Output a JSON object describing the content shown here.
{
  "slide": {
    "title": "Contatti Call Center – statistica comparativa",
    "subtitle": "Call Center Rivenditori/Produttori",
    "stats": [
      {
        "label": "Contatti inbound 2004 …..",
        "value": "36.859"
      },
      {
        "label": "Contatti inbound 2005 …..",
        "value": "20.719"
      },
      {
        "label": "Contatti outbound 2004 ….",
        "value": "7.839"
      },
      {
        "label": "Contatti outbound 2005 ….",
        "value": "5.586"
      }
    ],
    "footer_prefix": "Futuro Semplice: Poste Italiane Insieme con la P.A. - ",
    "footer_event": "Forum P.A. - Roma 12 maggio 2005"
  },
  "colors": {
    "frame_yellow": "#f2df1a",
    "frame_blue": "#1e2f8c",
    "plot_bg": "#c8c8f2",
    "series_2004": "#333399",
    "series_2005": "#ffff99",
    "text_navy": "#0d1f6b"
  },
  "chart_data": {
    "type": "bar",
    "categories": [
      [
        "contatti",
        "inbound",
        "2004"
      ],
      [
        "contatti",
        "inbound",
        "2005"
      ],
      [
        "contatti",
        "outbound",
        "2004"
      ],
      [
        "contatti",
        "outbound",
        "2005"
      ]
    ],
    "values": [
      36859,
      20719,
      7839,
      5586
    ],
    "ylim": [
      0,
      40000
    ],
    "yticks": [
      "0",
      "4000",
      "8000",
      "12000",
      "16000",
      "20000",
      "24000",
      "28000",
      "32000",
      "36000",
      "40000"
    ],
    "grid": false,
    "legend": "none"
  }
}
──────────
*Instruction*. Your task is to list each line of the records with the word "Call".

*Full output*.
    "title": "Contatti Call Center – statistica comparativa",
    "subtitle": "Call Center Rivenditori/Produttori",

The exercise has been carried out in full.